-- begin --
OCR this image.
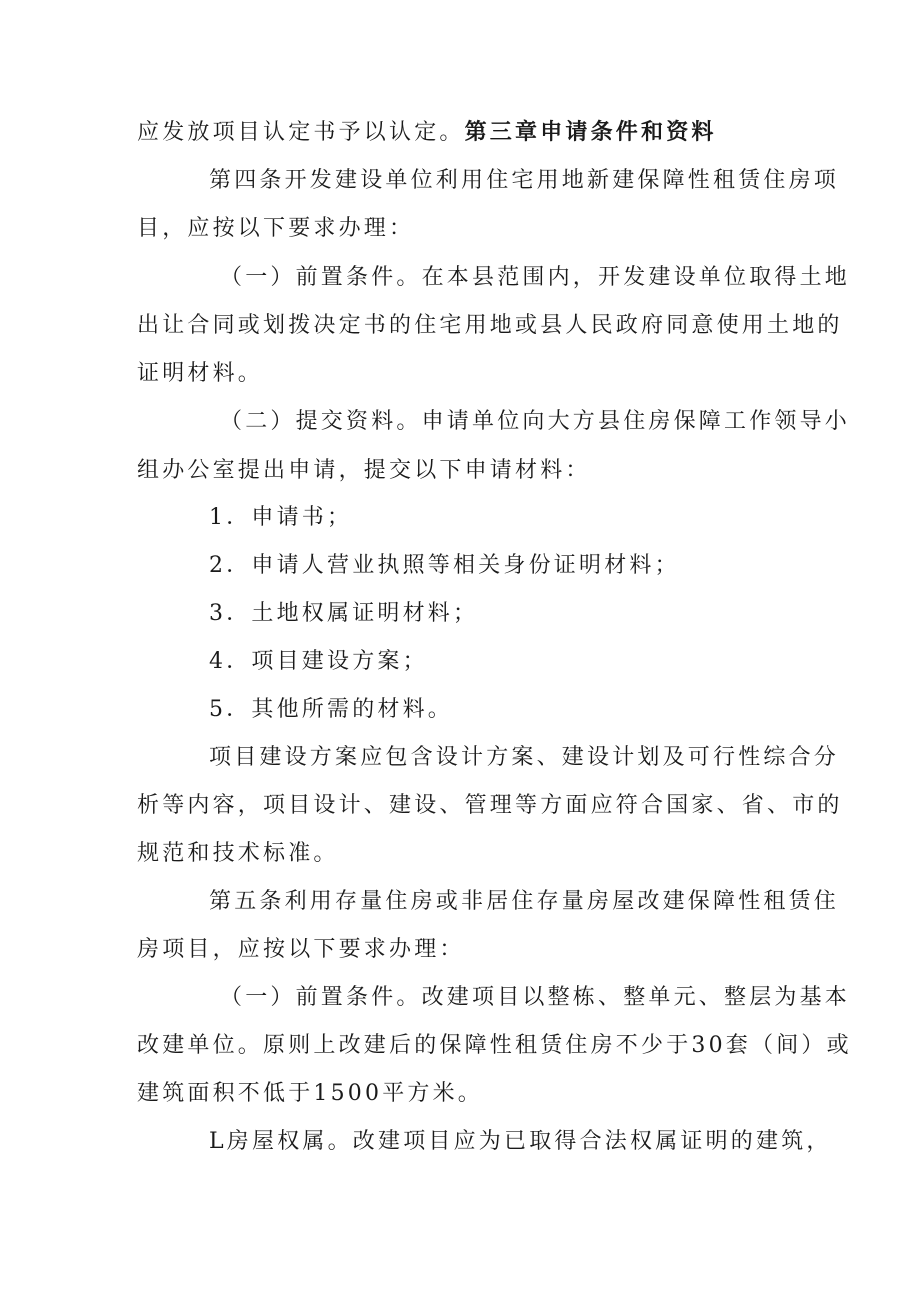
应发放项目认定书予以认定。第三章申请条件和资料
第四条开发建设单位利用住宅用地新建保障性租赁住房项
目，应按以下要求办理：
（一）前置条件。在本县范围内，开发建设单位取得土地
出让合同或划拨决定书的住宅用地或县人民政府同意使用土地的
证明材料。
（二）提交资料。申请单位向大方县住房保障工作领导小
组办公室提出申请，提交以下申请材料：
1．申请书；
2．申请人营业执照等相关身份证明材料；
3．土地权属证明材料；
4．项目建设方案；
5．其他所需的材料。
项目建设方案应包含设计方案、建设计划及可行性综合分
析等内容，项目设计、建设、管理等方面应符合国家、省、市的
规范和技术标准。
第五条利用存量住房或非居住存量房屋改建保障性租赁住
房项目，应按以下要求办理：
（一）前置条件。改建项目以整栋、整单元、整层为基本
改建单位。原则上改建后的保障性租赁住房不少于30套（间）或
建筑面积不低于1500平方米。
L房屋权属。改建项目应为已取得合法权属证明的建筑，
-- end --
DIRECTIONS> Using the material above, report each line where "前置条件" occurs.

ANSWER IN FULL>
（一）前置条件。在本县范围内，开发建设单位取得土地
（一）前置条件。改建项目以整栋、整单元、整层为基本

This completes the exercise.